What to produce → Quote the entries in full, character for character, without their images.
::::::
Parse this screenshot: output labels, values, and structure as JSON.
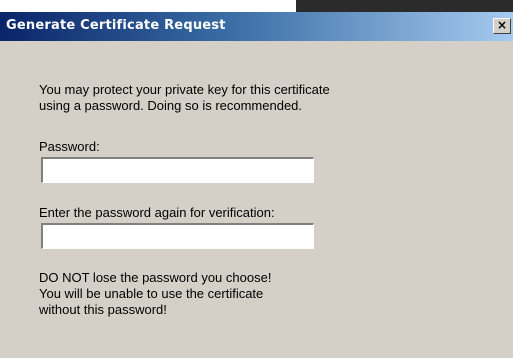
{
  "dialog": {
    "title": "Generate Certificate Request",
    "close_symbol": "×",
    "intro_line1": "You may protect your private key for this certificate",
    "intro_line2": "using a password. Doing so is recommended.",
    "password_label": "Password:",
    "password_value": "",
    "confirm_label": "Enter the password again for verification:",
    "confirm_value": "",
    "warning_line1": "DO NOT lose the password you choose!",
    "warning_line2": "You will be unable to use the certificate",
    "warning_line3": "without this password!"
  },
  "colors": {
    "titlebar_start": "#0a246a",
    "titlebar_end": "#a6caf0",
    "dialog_background": "#d4d0c8"
  },
  "icons": {
    "close": "close-icon"
  }
}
::::::
Answer in full →
Parse this screenshot: output labels, values, and structure as JSON.
{
  "dialog": {
    "title": "Generate Certificate Request",
    "close_symbol": "×",
    "intro_line1": "You may protect your private key for this certificate",
    "intro_line2": "using a password. Doing so is recommended.",
    "password_label": "Password:",
    "password_value": "",
    "confirm_label": "Enter the password again for verification:",
    "confirm_value": "",
    "warning_line1": "DO NOT lose the password you choose!",
    "warning_line2": "You will be unable to use the certificate",
    "warning_line3": "without this password!"
  },
  "colors": {
    "titlebar_start": "#0a246a",
    "titlebar_end": "#a6caf0",
    "dialog_background": "#d4d0c8"
  },
  "icons": {
    "close": "close-icon"
  }
}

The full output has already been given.